TASK REQUIREMENTS -
Select the lines below containing the word "fraction".

RECORDS TO PROCESS -
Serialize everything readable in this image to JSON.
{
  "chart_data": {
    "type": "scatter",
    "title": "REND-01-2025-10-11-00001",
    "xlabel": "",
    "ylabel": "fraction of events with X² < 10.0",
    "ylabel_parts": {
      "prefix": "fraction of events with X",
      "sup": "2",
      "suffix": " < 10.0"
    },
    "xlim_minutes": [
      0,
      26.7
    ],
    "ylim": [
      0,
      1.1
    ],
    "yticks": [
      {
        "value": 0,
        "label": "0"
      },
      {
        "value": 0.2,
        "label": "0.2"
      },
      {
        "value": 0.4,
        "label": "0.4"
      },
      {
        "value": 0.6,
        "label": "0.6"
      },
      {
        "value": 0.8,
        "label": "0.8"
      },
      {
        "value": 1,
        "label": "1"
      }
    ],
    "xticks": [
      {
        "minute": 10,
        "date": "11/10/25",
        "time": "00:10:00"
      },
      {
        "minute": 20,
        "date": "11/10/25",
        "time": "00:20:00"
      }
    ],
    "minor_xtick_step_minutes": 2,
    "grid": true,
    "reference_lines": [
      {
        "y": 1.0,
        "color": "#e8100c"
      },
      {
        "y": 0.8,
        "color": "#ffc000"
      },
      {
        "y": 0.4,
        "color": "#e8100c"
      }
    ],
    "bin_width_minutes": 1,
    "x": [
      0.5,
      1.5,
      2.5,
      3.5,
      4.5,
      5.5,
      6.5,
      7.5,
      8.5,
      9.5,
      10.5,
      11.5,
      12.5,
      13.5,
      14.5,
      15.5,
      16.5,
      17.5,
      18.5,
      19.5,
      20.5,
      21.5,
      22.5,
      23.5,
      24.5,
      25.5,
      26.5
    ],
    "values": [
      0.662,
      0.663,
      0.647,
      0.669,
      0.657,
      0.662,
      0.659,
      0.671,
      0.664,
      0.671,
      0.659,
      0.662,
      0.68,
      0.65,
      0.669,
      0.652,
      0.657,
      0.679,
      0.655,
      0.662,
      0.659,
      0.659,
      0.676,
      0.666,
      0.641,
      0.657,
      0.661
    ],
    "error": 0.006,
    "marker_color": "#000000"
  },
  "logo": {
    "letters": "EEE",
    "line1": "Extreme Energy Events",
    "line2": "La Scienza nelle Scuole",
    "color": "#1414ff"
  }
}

COMPLETED EXERCISE -
    "ylabel": "fraction of events with X² < 10.0",
      "prefix": "fraction of events with X",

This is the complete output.